**WORK ITEM:** List the lines of this listing that hold the word "with".

---*---

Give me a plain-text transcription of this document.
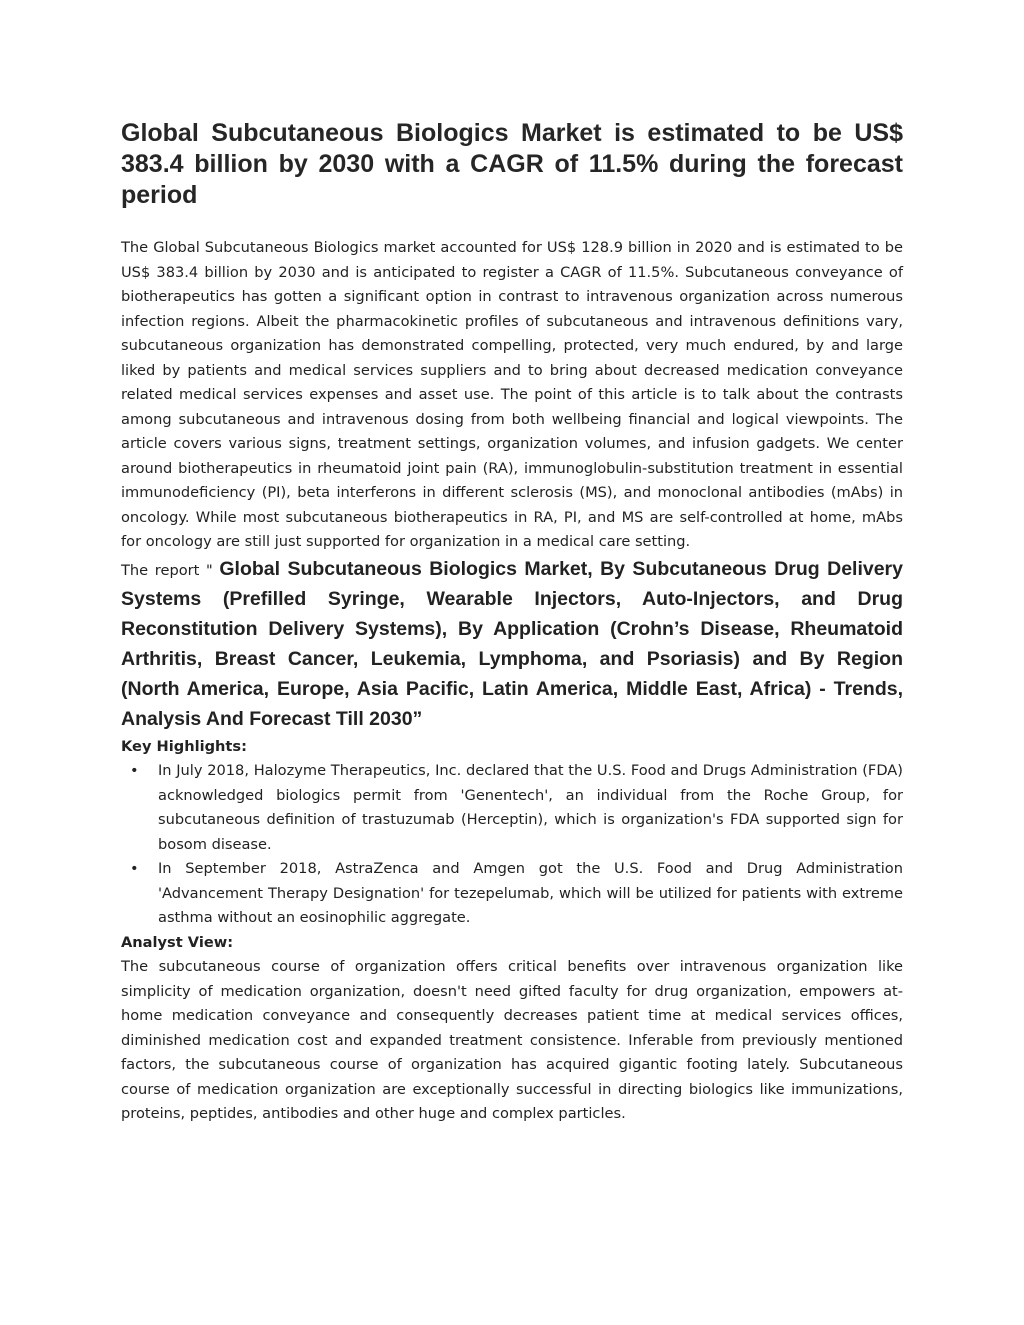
Global Subcutaneous Biologics Market is estimated to be US$ 383.4 billion by 2030 with a CAGR of 11.5% during the forecast period

The Global Subcutaneous Biologics market accounted for US$ 128.9 billion in 2020 and is estimated to be US$ 383.4 billion by 2030 and is anticipated to register a CAGR of 11.5%. Subcutaneous conveyance of biotherapeutics has gotten a significant option in contrast to intravenous organization across numerous infection regions. Albeit the pharmacokinetic profiles of subcutaneous and intravenous definitions vary, subcutaneous organization has demonstrated compelling, protected, very much endured, by and large liked by patients and medical services suppliers and to bring about decreased medication conveyance related medical services expenses and asset use. The point of this article is to talk about the contrasts among subcutaneous and intravenous dosing from both wellbeing financial and logical viewpoints. The article covers various signs, treatment settings, organization volumes, and infusion gadgets. We center around biotherapeutics in rheumatoid joint pain (RA), immunoglobulin-substitution treatment in essential immunodeficiency (PI), beta interferons in different sclerosis (MS), and monoclonal antibodies (mAbs) in oncology. While most subcutaneous biotherapeutics in RA, PI, and MS are self-controlled at home, mAbs for oncology are still just supported for organization in a medical care setting.

The report " Global Subcutaneous Biologics Market, By Subcutaneous Drug Delivery Systems (Prefilled Syringe, Wearable Injectors, Auto-Injectors, and Drug Reconstitution Delivery Systems), By Application (Crohn’s Disease, Rheumatoid Arthritis, Breast Cancer, Leukemia, Lymphoma, and Psoriasis) and By Region (North America, Europe, Asia Pacific, Latin America, Middle East, Africa) - Trends, Analysis And Forecast Till 2030”

Key Highlights:

• In July 2018, Halozyme Therapeutics, Inc. declared that the U.S. Food and Drugs Administration (FDA) acknowledged biologics permit from 'Genentech', an individual from the Roche Group, for subcutaneous definition of trastuzumab (Herceptin), which is organization's FDA supported sign for bosom disease.
• In September 2018, AstraZenca and Amgen got the U.S. Food and Drug Administration 'Advancement Therapy Designation' for tezepelumab, which will be utilized for patients with extreme asthma without an eosinophilic aggregate.

Analyst View:

The subcutaneous course of organization offers critical benefits over intravenous organization like simplicity of medication organization, doesn't need gifted faculty for drug organization, empowers at-home medication conveyance and consequently decreases patient time at medical services offices, diminished medication cost and expanded treatment consistence. Inferable from previously mentioned factors, the subcutaneous course of organization has acquired gigantic footing lately. Subcutaneous course of medication organization are exceptionally successful in directing biologics like immunizations, proteins, peptides, antibodies and other huge and complex particles.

---*---

**TASK SOLUTION:**
Global Subcutaneous Biologics Market is estimated to be US$ 383.4 billion by 2030 with a CAGR of 11.5% during the forecast period
• In September 2018, AstraZenca and Amgen got the U.S. Food and Drug Administration 'Advancement Therapy Designation' for tezepelumab, which will be utilized for patients with extreme asthma without an eosinophilic aggregate.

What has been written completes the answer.